## [Instruction 1]
Recast the listing, from its first line through the line holding "reading-view-icon[interactable]: ▢ bbox=[636, 28, 646, 41]" inclusive, as a Markdown table with the columns Row and Entry. Give each line a row number and skip any blank lines.
···
[Solution]Problem 26: Remove K digits to create smallest number[Microsoft]

String Manipulation, Integer Typecasting, Greedy Approach, Removing

Problem

This problem was asked by Microsoft.

Given a non-negative integer num represented as a string, remove k digits from the number so that the new number is the smallest possible.

Example 1

Input: num = "1432219", k = 3
Output: "1219"
Explanation: Remove the three digits 4, 3, and 2 to form the new number 1219 which is the smallest.

Example 2

Input: num = "10200", k = 1
Output: "200"
Explanation: Remove the leading 1 and the number is 200. Note that the output must not contain leading zeroes.

Example 3

Input: num = "10", k = 2
Output: "0"
Explanation: Remove all the digits from the number and it is left with nothing which is 0.

PS: This problem is one of the trickiest problems out there. But I’m sure you will learn a lot from this solution. You can thank of the subs for this question request

Step 1: Working through a few samples

This is a relatively straightforward problem to understand. Unlike many other problems, you won’t struggle to understand the nuances of such a problem.

In such cases, one of the best things you can do to start solving the problems is to start working through a few samples. Working through some sample inputs can be a great way to build up the intuition for your solution. So how do we pick the best sample solutions?

The way I have found most useful is through analyzing the input. Look at it and see what kinds of input we can have. For example, our string can represent numbers of 3 types:

1. String where the digits are sorted in ascending order - such as “1234”

2. Strings sorted in descending order - “4321”

3. Mixed up strings- “1432219”, taken from example 1. This includes leading 0s, although we might probably want to handle them separately.

For simplicity’s sake, assume we have a k=1.

When our string is Type-2, we can get the smallest possible number by removing the 4. This is because if remove any other number, we end up with 4__ which is bigger than 321 (what we get when we remove 4).

In fact, for Type-2 strings, you can notice something amazing. For any given k, we create the smallest by removing the first k elements. Take a second to verify that.

I’m sure this is happening to some of you.
···
## [Instruction 2]
Copy the whole passage on removing k digits to form the smallest number.
···
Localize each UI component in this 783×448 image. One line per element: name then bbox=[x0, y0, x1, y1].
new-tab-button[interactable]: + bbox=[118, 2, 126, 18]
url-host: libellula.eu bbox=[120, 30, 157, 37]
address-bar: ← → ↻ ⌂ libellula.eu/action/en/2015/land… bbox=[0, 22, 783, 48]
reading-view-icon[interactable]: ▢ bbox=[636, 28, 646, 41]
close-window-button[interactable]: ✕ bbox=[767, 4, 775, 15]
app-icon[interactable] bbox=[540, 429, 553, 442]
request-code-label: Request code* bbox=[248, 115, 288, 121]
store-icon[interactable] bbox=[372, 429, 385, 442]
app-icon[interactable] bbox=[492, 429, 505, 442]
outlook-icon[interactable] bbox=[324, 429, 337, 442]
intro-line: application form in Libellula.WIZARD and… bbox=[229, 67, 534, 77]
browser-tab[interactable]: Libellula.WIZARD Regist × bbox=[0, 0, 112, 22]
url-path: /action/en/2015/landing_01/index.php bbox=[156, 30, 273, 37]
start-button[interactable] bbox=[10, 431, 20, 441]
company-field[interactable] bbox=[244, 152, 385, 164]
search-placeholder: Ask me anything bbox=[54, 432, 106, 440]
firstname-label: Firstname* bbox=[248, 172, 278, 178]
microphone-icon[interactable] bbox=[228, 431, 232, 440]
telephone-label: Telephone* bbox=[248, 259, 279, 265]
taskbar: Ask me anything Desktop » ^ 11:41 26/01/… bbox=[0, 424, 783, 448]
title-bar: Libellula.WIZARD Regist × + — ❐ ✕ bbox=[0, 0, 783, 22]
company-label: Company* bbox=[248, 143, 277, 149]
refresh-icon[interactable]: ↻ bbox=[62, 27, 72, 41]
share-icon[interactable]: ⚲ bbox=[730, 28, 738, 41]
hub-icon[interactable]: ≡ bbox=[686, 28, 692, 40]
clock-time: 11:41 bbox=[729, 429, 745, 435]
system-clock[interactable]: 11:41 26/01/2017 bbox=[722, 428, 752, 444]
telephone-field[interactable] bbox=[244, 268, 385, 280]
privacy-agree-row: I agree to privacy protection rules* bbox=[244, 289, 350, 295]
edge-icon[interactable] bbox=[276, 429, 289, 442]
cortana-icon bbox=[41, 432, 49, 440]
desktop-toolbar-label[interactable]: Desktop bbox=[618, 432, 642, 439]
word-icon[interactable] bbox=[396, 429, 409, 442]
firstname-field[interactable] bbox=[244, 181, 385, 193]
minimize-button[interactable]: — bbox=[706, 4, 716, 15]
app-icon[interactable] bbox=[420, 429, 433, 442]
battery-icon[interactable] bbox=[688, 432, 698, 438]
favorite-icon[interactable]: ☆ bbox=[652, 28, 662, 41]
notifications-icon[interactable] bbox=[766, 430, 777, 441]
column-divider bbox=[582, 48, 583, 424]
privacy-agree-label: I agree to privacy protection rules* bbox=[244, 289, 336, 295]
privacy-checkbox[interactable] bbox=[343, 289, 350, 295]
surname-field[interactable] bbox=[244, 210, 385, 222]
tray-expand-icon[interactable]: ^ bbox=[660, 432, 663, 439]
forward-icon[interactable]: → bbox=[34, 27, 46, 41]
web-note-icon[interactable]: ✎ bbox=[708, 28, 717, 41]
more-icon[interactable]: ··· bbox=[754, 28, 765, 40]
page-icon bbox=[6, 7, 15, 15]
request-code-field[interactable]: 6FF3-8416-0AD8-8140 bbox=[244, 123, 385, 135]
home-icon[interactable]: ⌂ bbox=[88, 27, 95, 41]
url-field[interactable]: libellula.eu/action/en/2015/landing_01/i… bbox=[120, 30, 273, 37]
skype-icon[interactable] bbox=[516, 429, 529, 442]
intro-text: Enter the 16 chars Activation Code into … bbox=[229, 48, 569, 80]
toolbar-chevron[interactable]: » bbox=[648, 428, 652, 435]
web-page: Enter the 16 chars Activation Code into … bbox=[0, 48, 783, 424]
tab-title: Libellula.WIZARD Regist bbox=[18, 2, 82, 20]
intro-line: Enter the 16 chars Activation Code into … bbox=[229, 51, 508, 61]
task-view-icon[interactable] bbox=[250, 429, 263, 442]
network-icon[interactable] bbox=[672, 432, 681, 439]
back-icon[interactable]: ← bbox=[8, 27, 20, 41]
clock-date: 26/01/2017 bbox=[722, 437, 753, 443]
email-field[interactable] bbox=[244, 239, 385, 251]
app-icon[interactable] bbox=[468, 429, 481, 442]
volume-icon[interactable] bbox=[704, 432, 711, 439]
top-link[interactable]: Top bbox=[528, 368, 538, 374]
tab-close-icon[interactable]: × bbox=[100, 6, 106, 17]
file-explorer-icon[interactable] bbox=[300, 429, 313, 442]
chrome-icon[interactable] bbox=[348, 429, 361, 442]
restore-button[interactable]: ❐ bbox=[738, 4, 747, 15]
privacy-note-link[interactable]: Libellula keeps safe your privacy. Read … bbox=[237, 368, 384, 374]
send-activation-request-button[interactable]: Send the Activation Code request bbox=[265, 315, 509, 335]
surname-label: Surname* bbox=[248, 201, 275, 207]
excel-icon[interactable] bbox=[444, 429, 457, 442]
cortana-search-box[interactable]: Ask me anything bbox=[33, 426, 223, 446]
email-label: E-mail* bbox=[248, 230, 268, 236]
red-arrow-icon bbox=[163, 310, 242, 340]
···
## [Full answer 1]
| Row | Entry |
|---|---|
| 1 | Localize each UI component in this 783×448 image. One line per element: name then bbox=[x0, y0, x1, y1]. |
| 2 | new-tab-button[interactable]: + bbox=[118, 2, 126, 18] |
| 3 | url-host: libellula.eu bbox=[120, 30, 157, 37] |
| 4 | address-bar: ← → ↻ ⌂ libellula.eu/action/en/2015/land… bbox=[0, 22, 783, 48] |
| 5 | reading-view-icon[interactable]: ▢ bbox=[636, 28, 646, 41] |

## [Full answer 2]
[Solution]Problem 26: Remove K digits to create smallest number[Microsoft]

String Manipulation, Integer Typecasting, Greedy Approach, Removing

Problem

This problem was asked by Microsoft.

Given a non-negative integer num represented as a string, remove k digits from the number so that the new number is the smallest possible.

Example 1

Input: num = "1432219", k = 3
Output: "1219"
Explanation: Remove the three digits 4, 3, and 2 to form the new number 1219 which is the smallest.

Example 2

Input: num = "10200", k = 1
Output: "200"
Explanation: Remove the leading 1 and the number is 200. Note that the output must not contain leading zeroes.

Example 3

Input: num = "10", k = 2
Output: "0"
Explanation: Remove all the digits from the number and it is left with nothing which is 0.

PS: This problem is one of the trickiest problems out there. But I’m sure you will learn a lot from this solution. You can thank of the subs for this question request

Step 1: Working through a few samples

This is a relatively straightforward problem to understand. Unlike many other problems, you won’t struggle to understand the nuances of such a problem.

In such cases, one of the best things you can do to start solving the problems is to start working through a few samples. Working through some sample inputs can be a great way to build up the intuition for your solution. So how do we pick the best sample solutions?

The way I have found most useful is through analyzing the input. Look at it and see what kinds of input we can have. For example, our string can represent numbers of 3 types:

1. String where the digits are sorted in ascending order - such as “1234”

2. Strings sorted in descending order - “4321”

3. Mixed up strings- “1432219”, taken from example 1. This includes leading 0s, although we might probably want to handle them separately.

For simplicity’s sake, assume we have a k=1.

When our string is Type-2, we can get the smallest possible number by removing the 4. This is because if remove any other number, we end up with 4__ which is bigger than 321 (what we get when we remove 4).

In fact, for Type-2 strings, you can notice something amazing. For any given k, we create the smallest by removing the first k elements. Take a second to verify that.

I’m sure this is happening to some of you.